(Task goal) Extract the complete data exactly as given.
The data START
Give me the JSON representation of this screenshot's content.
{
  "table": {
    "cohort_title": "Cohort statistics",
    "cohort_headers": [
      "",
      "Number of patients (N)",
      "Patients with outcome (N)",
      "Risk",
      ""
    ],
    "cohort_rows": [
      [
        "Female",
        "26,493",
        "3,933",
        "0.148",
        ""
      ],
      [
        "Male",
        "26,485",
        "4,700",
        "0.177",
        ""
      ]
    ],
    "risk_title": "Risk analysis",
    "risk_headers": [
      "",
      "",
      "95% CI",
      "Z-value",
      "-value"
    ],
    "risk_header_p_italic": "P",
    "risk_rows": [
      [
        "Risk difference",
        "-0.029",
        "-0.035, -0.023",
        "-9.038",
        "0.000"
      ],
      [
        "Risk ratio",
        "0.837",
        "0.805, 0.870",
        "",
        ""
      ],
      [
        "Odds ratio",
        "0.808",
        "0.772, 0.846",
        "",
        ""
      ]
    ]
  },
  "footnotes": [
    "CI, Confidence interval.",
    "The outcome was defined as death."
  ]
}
The data END
(Answer box)
Give me the JSON representation of this screenshot's content.
{
  "table": {
    "cohort_title": "Cohort statistics",
    "cohort_headers": [
      "",
      "Number of patients (N)",
      "Patients with outcome (N)",
      "Risk",
      ""
    ],
    "cohort_rows": [
      [
        "Female",
        "26,493",
        "3,933",
        "0.148",
        ""
      ],
      [
        "Male",
        "26,485",
        "4,700",
        "0.177",
        ""
      ]
    ],
    "risk_title": "Risk analysis",
    "risk_headers": [
      "",
      "",
      "95% CI",
      "Z-value",
      "-value"
    ],
    "risk_header_p_italic": "P",
    "risk_rows": [
      [
        "Risk difference",
        "-0.029",
        "-0.035, -0.023",
        "-9.038",
        "0.000"
      ],
      [
        "Risk ratio",
        "0.837",
        "0.805, 0.870",
        "",
        ""
      ],
      [
        "Odds ratio",
        "0.808",
        "0.772, 0.846",
        "",
        ""
      ]
    ]
  },
  "footnotes": [
    "CI, Confidence interval.",
    "The outcome was defined as death."
  ]
}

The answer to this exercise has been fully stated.